> _GOAL OF THE EXERCISE_
Gather the lines that hold the string "Increase".

> _RECORDED INFORMATION_
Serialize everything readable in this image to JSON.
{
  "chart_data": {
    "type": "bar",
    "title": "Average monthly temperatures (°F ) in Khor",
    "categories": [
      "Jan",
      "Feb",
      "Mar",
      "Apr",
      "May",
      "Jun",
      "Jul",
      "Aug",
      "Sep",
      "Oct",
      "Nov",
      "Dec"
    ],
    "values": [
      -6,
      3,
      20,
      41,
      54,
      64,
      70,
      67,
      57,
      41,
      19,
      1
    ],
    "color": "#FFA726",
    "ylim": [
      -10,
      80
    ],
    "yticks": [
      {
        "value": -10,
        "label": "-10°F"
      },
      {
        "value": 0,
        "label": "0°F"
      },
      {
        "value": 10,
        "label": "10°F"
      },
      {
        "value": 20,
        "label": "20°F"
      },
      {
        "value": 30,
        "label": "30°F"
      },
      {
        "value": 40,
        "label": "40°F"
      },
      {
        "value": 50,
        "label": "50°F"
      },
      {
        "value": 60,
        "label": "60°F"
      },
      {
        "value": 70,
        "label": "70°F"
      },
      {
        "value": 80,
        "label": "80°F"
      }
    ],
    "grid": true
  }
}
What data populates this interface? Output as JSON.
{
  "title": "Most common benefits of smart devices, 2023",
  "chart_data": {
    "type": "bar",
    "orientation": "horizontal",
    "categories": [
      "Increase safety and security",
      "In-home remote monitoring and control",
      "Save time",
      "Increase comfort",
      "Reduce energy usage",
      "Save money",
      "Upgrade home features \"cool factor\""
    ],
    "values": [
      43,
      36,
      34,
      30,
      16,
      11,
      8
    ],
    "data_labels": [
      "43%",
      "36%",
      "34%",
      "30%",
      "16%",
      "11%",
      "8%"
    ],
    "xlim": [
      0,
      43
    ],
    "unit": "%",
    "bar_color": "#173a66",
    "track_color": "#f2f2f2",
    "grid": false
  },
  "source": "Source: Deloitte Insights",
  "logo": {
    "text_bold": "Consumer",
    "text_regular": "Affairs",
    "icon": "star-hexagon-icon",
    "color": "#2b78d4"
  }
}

...

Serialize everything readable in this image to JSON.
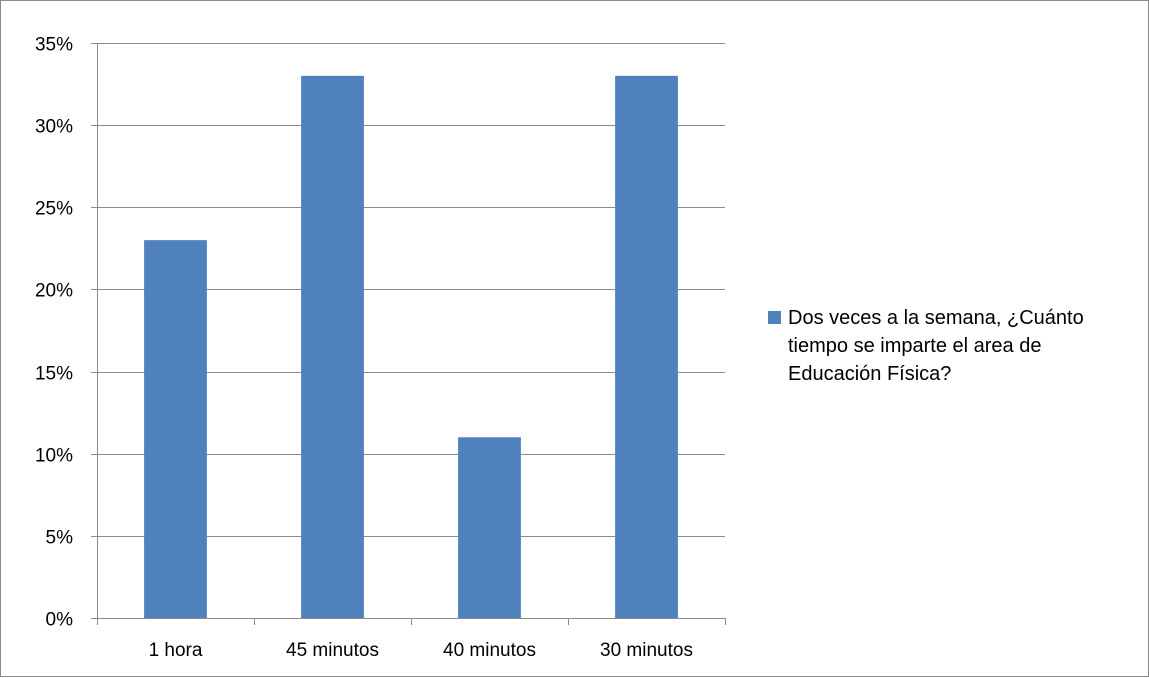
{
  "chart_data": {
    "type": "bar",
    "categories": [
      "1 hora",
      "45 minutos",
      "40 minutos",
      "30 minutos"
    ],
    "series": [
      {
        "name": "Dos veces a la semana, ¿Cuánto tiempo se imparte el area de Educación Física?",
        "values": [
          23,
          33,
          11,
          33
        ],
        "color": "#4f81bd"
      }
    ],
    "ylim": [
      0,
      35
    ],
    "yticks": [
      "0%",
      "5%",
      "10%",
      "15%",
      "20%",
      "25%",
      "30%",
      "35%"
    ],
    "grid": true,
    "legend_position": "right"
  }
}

> _SOLVED PROBLEM_
      "Increase safety and security",
      "Increase comfort",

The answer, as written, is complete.